WHAT THE TASK REQUIRES: Output the rows that begin with the line containing "UI element localization: list" and end with the line containing "Bar: [100, 846, 468, 870]", both ends included, as a JSON list of strings with one string per line. Skip blank lines, and leave the pictures out.

MATERIAL FOR THIS EXERCISE:
=======
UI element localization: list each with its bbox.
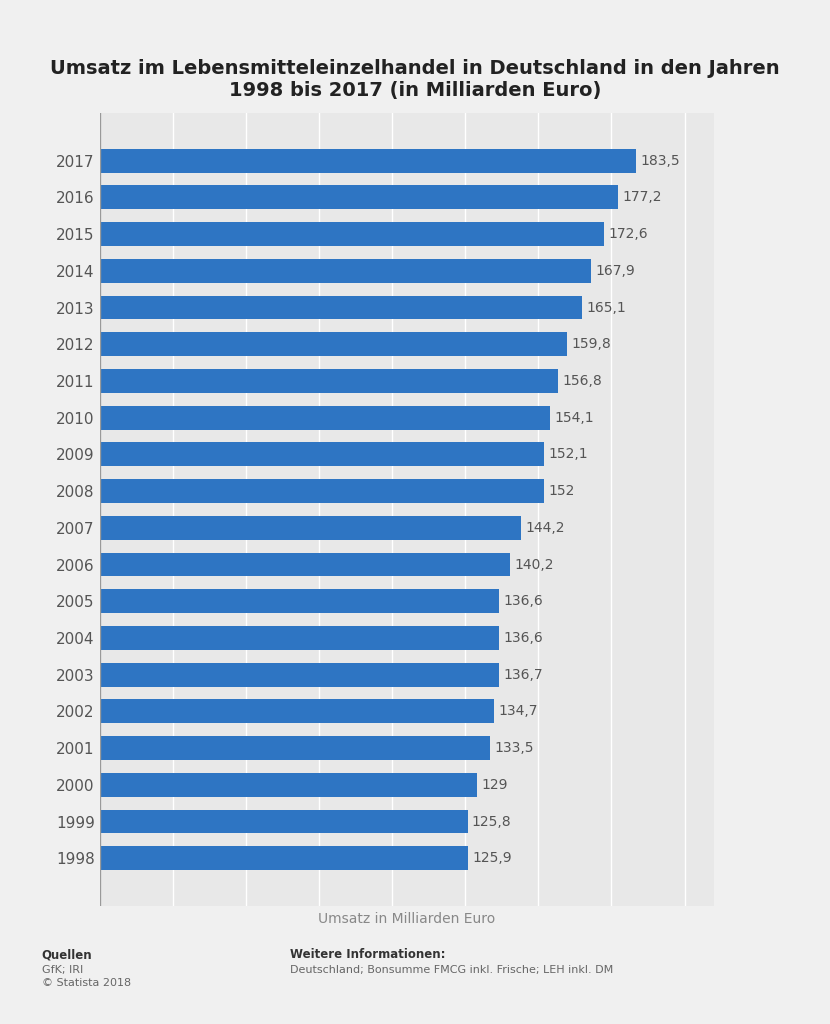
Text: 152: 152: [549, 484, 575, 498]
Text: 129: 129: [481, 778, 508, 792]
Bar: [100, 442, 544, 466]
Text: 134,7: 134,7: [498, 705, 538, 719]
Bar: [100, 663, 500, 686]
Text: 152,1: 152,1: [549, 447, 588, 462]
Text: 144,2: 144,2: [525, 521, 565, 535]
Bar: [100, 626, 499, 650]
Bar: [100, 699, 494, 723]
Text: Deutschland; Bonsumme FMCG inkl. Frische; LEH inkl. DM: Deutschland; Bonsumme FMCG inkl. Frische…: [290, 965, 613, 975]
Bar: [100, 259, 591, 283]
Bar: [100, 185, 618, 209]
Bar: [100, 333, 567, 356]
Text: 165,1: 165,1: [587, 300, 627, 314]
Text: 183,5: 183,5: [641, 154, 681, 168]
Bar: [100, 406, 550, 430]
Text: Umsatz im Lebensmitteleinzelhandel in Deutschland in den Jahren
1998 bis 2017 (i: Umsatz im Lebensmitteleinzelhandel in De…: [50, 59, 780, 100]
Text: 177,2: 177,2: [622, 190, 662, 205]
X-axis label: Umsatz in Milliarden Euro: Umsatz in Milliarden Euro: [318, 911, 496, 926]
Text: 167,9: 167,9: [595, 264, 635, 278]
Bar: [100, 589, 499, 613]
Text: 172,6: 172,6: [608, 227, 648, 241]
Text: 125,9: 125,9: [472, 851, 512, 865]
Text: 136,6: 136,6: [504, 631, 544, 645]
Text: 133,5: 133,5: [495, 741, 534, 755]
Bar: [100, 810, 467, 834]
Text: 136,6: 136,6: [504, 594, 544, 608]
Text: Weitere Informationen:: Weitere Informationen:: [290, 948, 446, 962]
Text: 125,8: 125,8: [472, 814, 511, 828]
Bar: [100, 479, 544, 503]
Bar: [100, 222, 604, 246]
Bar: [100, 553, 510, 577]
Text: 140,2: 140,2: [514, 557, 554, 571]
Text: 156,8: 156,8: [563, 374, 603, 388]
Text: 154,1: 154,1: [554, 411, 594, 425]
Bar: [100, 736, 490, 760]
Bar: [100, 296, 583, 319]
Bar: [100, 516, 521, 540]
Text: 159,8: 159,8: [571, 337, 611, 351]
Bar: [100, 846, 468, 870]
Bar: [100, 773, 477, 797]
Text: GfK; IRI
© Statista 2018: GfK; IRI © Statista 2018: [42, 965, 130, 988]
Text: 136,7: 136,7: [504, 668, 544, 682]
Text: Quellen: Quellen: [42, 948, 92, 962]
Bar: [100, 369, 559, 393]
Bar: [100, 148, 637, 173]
=======
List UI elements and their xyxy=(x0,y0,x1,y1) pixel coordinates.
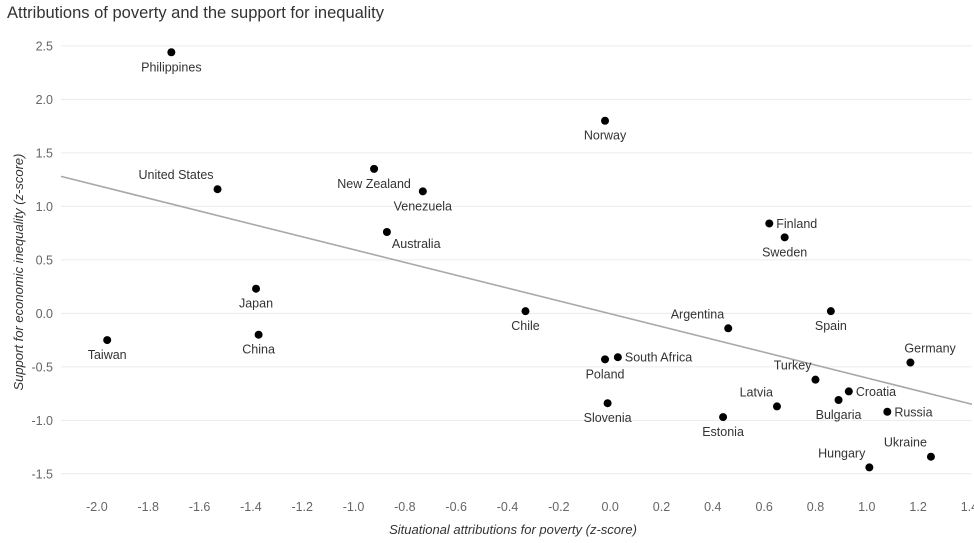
=======
OUTPUT OF THE EXERCISE:
[
  "UI element localization: list each with its bbox.",
  "Text: 152: 152: [549, 484, 575, 498]",
  "Text: 129: 129: [481, 778, 508, 792]",
  "Bar: [100, 442, 544, 466]",
  "Text: 134,7: 134,7: [498, 705, 538, 719]",
  "Bar: [100, 663, 500, 686]",
  "Text: 152,1: 152,1: [549, 447, 588, 462]",
  "Text: 144,2: 144,2: [525, 521, 565, 535]",
  "Bar: [100, 626, 499, 650]",
  "Bar: [100, 699, 494, 723]",
  "Text: Deutschland; Bonsumme FMCG inkl. Frische; LEH inkl. DM: Deutschland; Bonsumme FMCG inkl. Frische…: [290, 965, 613, 975]",
  "Bar: [100, 259, 591, 283]",
  "Bar: [100, 185, 618, 209]",
  "Bar: [100, 333, 567, 356]",
  "Text: 165,1: 165,1: [587, 300, 627, 314]",
  "Text: 183,5: 183,5: [641, 154, 681, 168]",
  "Bar: [100, 406, 550, 430]",
  "Text: Umsatz im Lebensmitteleinzelhandel in Deutschland in den Jahren",
  "1998 bis 2017 (i: Umsatz im Lebensmitteleinzelhandel in De…: [50, 59, 780, 100]",
  "Text: 177,2: 177,2: [622, 190, 662, 205]",
  "X-axis label: Umsatz in Milliarden Euro: Umsatz in Milliarden Euro: [318, 911, 496, 926]",
  "Text: 167,9: 167,9: [595, 264, 635, 278]",
  "Bar: [100, 589, 499, 613]",
  "Text: 172,6: 172,6: [608, 227, 648, 241]",
  "Text: 125,9: 125,9: [472, 851, 512, 865]",
  "Text: 136,6: 136,6: [504, 631, 544, 645]",
  "Text: 133,5: 133,5: [495, 741, 534, 755]",
  "Bar: [100, 810, 467, 834]",
  "Text: 136,6: 136,6: [504, 594, 544, 608]",
  "Text: Weitere Informationen:: Weitere Informationen:: [290, 948, 446, 962]",
  "Text: 125,8: 125,8: [472, 814, 511, 828]",
  "Bar: [100, 479, 544, 503]",
  "Bar: [100, 222, 604, 246]",
  "Bar: [100, 553, 510, 577]",
  "Text: 140,2: 140,2: [514, 557, 554, 571]",
  "Text: 156,8: 156,8: [563, 374, 603, 388]",
  "Text: 154,1: 154,1: [554, 411, 594, 425]",
  "Bar: [100, 736, 490, 760]",
  "Bar: [100, 296, 583, 319]",
  "Bar: [100, 516, 521, 540]",
  "Text: 159,8: 159,8: [571, 337, 611, 351]",
  "Bar: [100, 846, 468, 870]"
]